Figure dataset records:
# # # #

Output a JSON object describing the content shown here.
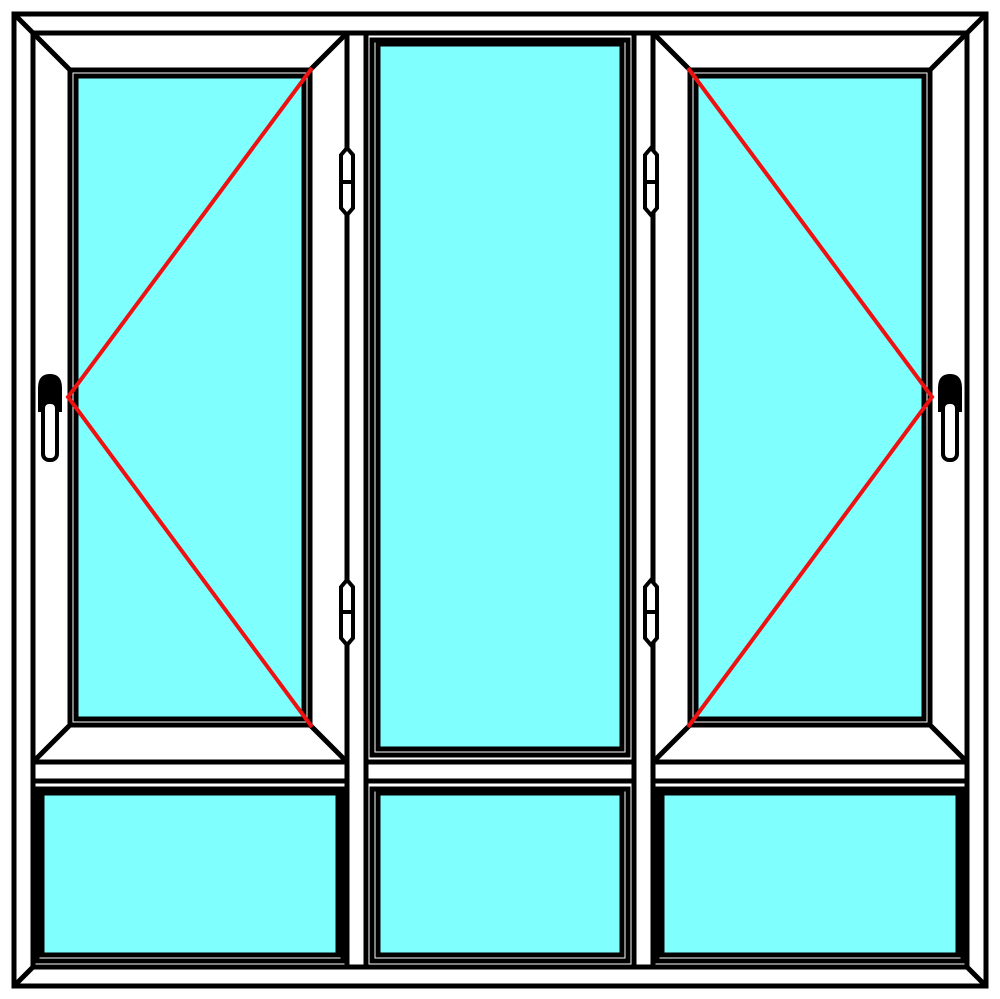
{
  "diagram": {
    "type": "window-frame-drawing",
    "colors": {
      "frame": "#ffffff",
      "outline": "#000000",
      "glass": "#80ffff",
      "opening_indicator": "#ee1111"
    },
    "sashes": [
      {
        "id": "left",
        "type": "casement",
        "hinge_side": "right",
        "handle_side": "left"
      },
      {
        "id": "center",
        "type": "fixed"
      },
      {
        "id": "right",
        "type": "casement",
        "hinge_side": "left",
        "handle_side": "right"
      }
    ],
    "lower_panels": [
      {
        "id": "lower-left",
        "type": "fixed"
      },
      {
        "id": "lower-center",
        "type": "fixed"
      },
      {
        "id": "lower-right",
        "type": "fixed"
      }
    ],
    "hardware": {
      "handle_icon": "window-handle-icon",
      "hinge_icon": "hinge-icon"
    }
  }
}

# # # #

What the exercise asks: Restate the whole listing above exactly, please, omitting every image.

Task response:
Output a JSON object describing the content shown here.
{
  "diagram": {
    "type": "window-frame-drawing",
    "colors": {
      "frame": "#ffffff",
      "outline": "#000000",
      "glass": "#80ffff",
      "opening_indicator": "#ee1111"
    },
    "sashes": [
      {
        "id": "left",
        "type": "casement",
        "hinge_side": "right",
        "handle_side": "left"
      },
      {
        "id": "center",
        "type": "fixed"
      },
      {
        "id": "right",
        "type": "casement",
        "hinge_side": "left",
        "handle_side": "right"
      }
    ],
    "lower_panels": [
      {
        "id": "lower-left",
        "type": "fixed"
      },
      {
        "id": "lower-center",
        "type": "fixed"
      },
      {
        "id": "lower-right",
        "type": "fixed"
      }
    ],
    "hardware": {
      "handle_icon": "window-handle-icon",
      "hinge_icon": "hinge-icon"
    }
  }
}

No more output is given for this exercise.